# Dataset excerpts start

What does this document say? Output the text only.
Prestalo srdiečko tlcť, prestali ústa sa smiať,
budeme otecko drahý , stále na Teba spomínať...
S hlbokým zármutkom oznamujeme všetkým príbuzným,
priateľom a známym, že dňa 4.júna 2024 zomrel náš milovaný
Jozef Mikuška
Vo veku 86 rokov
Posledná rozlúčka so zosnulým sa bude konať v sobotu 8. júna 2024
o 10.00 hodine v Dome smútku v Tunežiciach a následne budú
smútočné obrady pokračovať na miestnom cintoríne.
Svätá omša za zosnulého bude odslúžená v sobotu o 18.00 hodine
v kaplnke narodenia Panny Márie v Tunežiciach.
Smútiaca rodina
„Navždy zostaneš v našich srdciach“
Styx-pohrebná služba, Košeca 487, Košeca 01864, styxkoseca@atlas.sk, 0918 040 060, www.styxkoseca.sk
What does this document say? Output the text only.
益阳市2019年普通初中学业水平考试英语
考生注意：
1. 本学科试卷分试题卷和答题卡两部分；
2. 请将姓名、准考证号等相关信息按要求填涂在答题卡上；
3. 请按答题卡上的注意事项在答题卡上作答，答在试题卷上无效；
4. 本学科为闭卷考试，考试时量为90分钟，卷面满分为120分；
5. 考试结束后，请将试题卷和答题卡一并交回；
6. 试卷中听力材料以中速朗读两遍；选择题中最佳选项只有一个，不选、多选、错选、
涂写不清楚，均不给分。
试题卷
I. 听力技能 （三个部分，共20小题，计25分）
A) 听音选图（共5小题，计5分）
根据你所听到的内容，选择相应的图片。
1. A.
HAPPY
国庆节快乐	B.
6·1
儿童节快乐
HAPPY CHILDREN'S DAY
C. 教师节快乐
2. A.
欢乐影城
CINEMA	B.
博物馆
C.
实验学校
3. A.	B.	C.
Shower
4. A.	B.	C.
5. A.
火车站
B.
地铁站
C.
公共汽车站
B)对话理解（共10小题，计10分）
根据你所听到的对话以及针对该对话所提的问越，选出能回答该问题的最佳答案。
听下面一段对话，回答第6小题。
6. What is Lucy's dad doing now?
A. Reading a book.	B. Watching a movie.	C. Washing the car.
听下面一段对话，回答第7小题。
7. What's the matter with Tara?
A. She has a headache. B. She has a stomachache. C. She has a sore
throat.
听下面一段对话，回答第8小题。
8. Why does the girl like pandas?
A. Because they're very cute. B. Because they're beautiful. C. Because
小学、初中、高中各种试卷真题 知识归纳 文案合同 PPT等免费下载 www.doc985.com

# Dataset excerpts end

Stated exercise |
Quote all the records. Keep every word exact.

Response for this exercise |
What does this document say? Output the text only.
Prestalo srdiečko tlcť, prestali ústa sa smiať,
budeme otecko drahý , stále na Teba spomínať...
S hlbokým zármutkom oznamujeme všetkým príbuzným,
priateľom a známym, že dňa 4.júna 2024 zomrel náš milovaný
Jozef Mikuška
Vo veku 86 rokov
Posledná rozlúčka so zosnulým sa bude konať v sobotu 8. júna 2024
o 10.00 hodine v Dome smútku v Tunežiciach a následne budú
smútočné obrady pokračovať na miestnom cintoríne.
Svätá omša za zosnulého bude odslúžená v sobotu o 18.00 hodine
v kaplnke narodenia Panny Márie v Tunežiciach.
Smútiaca rodina
„Navždy zostaneš v našich srdciach“
Styx-pohrebná služba, Košeca 487, Košeca 01864, styxkoseca@atlas.sk, 0918 040 060, www.styxkoseca.sk
What does this document say? Output the text only.
益阳市2019年普通初中学业水平考试英语
考生注意：
1. 本学科试卷分试题卷和答题卡两部分；
2. 请将姓名、准考证号等相关信息按要求填涂在答题卡上；
3. 请按答题卡上的注意事项在答题卡上作答，答在试题卷上无效；
4. 本学科为闭卷考试，考试时量为90分钟，卷面满分为120分；
5. 考试结束后，请将试题卷和答题卡一并交回；
6. 试卷中听力材料以中速朗读两遍；选择题中最佳选项只有一个，不选、多选、错选、
涂写不清楚，均不给分。
试题卷
I. 听力技能 （三个部分，共20小题，计25分）
A) 听音选图（共5小题，计5分）
根据你所听到的内容，选择相应的图片。
1. A.
HAPPY
国庆节快乐	B.
6·1
儿童节快乐
HAPPY CHILDREN'S DAY
C. 教师节快乐
2. A.
欢乐影城
CINEMA	B.
博物馆
C.
实验学校
3. A.	B.	C.
Shower
4. A.	B.	C.
5. A.
火车站
B.
地铁站
C.
公共汽车站
B)对话理解（共10小题，计10分）
根据你所听到的对话以及针对该对话所提的问越，选出能回答该问题的最佳答案。
听下面一段对话，回答第6小题。
6. What is Lucy's dad doing now?
A. Reading a book.	B. Watching a movie.	C. Washing the car.
听下面一段对话，回答第7小题。
7. What's the matter with Tara?
A. She has a headache. B. She has a stomachache. C. She has a sore
throat.
听下面一段对话，回答第8小题。
8. Why does the girl like pandas?
A. Because they're very cute. B. Because they're beautiful. C. Because
小学、初中、高中各种试卷真题 知识归纳 文案合同 PPT等免费下载 www.doc985.com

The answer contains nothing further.